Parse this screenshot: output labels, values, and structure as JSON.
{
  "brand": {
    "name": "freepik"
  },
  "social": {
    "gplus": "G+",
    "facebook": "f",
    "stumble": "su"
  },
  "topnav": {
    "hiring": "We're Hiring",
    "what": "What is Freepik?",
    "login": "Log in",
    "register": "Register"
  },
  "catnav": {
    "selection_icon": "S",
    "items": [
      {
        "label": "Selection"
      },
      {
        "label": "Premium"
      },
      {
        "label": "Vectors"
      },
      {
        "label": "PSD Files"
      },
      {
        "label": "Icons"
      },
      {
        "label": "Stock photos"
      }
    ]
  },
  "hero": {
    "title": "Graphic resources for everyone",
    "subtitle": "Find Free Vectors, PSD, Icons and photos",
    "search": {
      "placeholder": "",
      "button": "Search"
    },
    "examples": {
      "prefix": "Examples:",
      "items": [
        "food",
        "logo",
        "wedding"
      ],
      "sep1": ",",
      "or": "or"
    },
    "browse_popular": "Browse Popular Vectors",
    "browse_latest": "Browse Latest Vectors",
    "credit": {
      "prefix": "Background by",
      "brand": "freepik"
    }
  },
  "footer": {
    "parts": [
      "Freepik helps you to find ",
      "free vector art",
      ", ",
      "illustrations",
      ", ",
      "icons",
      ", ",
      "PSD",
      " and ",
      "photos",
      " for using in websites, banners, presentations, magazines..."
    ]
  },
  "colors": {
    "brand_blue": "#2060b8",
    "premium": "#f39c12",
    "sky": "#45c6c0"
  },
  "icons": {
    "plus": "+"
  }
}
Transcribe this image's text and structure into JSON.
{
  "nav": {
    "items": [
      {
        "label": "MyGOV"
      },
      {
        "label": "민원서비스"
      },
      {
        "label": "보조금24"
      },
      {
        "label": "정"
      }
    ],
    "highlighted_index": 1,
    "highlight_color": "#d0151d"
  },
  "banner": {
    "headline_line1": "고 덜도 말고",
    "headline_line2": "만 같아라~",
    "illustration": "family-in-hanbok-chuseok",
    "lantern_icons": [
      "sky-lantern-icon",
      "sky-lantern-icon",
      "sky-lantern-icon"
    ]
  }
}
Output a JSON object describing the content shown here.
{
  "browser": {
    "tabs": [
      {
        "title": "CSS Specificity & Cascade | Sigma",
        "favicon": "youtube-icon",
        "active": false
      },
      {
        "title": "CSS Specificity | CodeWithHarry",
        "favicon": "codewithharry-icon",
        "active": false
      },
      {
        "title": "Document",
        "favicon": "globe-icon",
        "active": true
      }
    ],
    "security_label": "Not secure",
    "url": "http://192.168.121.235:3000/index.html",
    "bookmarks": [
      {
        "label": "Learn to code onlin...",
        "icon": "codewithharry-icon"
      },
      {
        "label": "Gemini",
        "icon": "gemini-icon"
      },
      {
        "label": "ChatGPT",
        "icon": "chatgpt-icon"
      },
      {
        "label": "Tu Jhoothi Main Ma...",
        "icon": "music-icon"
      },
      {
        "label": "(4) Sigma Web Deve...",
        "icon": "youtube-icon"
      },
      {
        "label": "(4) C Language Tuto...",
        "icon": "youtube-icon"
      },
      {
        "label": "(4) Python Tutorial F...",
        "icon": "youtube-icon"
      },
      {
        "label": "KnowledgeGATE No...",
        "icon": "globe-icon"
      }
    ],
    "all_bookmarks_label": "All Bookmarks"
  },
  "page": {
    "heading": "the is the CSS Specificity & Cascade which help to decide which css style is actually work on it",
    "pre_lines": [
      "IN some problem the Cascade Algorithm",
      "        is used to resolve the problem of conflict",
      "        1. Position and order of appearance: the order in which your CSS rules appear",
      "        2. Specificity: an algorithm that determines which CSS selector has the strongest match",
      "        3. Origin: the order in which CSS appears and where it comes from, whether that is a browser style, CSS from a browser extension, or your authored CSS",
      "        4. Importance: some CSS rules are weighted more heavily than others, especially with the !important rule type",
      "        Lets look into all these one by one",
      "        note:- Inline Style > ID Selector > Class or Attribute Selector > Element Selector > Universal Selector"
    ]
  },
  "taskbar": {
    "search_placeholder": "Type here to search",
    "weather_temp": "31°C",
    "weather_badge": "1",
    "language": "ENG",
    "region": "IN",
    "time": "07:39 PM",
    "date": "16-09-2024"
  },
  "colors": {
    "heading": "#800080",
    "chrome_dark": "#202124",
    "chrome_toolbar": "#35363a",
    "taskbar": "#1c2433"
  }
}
————————
▶ [PROBLEM DETAILS]: Gather all lines with the string "favicon" from the data.

▶ [SOLUTION TO THE PROBLEM]:
        "favicon": "youtube-icon",
        "favicon": "codewithharry-icon",
        "favicon": "globe-icon",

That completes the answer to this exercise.